■ Saved data entries ■
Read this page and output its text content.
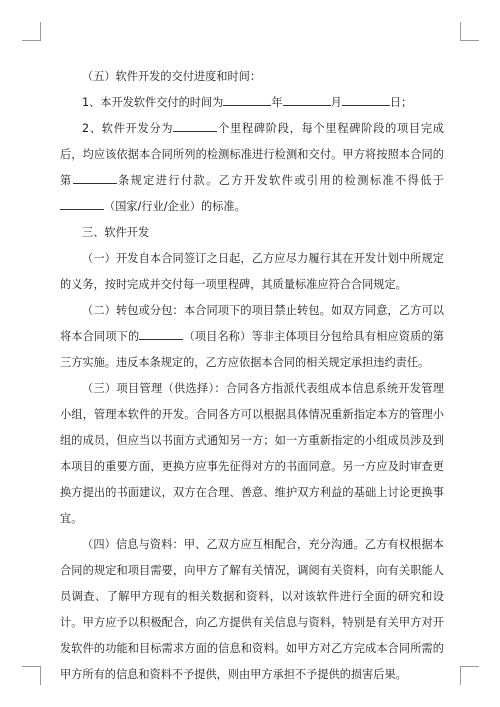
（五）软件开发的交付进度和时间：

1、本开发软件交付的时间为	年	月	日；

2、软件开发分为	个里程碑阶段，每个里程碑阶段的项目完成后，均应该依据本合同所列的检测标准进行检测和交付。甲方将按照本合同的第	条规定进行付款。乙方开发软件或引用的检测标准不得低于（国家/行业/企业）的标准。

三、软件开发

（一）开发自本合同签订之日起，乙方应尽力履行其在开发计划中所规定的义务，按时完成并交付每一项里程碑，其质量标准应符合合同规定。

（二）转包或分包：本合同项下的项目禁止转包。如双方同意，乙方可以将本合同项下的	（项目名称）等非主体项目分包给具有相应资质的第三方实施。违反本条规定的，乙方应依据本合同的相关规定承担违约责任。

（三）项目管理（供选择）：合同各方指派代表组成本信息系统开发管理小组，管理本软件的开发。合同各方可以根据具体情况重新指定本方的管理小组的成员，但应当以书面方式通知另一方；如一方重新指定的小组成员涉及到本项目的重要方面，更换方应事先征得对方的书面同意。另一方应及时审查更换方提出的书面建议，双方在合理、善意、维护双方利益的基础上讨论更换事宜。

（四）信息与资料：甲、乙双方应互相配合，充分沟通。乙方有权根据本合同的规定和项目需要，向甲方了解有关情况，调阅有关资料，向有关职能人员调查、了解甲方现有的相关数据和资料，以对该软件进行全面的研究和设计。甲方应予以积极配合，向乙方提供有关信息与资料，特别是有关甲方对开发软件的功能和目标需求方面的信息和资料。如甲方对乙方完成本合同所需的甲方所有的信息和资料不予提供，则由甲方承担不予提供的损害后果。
--
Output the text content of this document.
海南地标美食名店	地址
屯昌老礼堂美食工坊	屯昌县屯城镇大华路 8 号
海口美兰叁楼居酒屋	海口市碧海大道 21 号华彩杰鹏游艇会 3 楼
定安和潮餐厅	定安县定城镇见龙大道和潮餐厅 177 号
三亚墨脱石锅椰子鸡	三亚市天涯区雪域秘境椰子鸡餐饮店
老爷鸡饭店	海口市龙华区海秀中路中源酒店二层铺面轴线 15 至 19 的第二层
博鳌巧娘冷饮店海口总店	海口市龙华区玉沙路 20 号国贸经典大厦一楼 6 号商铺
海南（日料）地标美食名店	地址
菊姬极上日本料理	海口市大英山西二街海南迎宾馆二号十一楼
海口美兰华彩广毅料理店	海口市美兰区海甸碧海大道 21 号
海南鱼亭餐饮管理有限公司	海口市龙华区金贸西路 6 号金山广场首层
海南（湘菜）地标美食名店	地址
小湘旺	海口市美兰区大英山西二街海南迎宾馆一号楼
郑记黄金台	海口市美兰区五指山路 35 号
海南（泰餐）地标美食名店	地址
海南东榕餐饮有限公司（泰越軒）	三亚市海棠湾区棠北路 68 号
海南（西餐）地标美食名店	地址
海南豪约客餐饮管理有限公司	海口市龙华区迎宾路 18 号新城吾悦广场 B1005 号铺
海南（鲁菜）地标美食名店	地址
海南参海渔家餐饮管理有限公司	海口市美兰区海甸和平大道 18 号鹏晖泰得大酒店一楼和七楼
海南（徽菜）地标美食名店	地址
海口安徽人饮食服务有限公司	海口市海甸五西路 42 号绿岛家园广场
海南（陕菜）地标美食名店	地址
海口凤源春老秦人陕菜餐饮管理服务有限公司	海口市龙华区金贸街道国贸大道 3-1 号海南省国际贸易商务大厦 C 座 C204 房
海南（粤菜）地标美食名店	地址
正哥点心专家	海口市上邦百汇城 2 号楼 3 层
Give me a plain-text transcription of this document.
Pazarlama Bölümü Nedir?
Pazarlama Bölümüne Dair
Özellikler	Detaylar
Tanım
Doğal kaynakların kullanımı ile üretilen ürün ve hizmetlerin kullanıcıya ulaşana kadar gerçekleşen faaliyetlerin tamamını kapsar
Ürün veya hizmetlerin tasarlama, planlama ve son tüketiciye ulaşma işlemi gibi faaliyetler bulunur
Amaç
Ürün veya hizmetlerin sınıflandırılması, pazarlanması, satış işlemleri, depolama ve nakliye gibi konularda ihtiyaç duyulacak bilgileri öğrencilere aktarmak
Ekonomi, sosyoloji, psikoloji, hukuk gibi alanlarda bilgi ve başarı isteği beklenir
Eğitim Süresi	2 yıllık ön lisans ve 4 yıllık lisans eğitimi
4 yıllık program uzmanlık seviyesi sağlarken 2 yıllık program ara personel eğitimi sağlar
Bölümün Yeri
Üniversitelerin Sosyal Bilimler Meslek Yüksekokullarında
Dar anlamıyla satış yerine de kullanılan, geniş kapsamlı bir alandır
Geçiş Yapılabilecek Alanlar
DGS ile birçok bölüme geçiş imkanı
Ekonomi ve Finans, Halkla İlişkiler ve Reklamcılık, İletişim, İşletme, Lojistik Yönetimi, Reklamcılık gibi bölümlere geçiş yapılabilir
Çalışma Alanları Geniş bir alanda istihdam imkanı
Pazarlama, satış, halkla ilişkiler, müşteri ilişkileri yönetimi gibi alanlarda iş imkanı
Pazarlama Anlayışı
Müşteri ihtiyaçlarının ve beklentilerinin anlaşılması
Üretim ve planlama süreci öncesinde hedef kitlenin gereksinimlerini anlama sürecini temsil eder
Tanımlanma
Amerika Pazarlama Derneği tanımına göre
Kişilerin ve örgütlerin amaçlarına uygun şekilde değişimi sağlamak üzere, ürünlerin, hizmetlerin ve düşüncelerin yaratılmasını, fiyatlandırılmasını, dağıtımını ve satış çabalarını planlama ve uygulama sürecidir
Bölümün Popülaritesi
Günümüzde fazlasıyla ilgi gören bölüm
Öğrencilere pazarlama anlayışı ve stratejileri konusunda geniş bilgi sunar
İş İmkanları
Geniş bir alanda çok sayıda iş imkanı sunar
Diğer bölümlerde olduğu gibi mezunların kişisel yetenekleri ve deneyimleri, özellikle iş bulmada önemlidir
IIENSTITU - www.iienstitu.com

■ TASK TO COMPLETE ■
Search the material above for "Ekonomi". Pull out each line where it shows up.

■ FULL SOLUTION ■
Ekonomi, sosyoloji, psikoloji, hukuk gibi alanlarda bilgi ve başarı isteği beklenir
Ekonomi ve Finans, Halkla İlişkiler ve Reklamcılık, İletişim, İşletme, Lojistik Yönetimi, Reklamcılık gibi bölümlere geçiş yapılabilir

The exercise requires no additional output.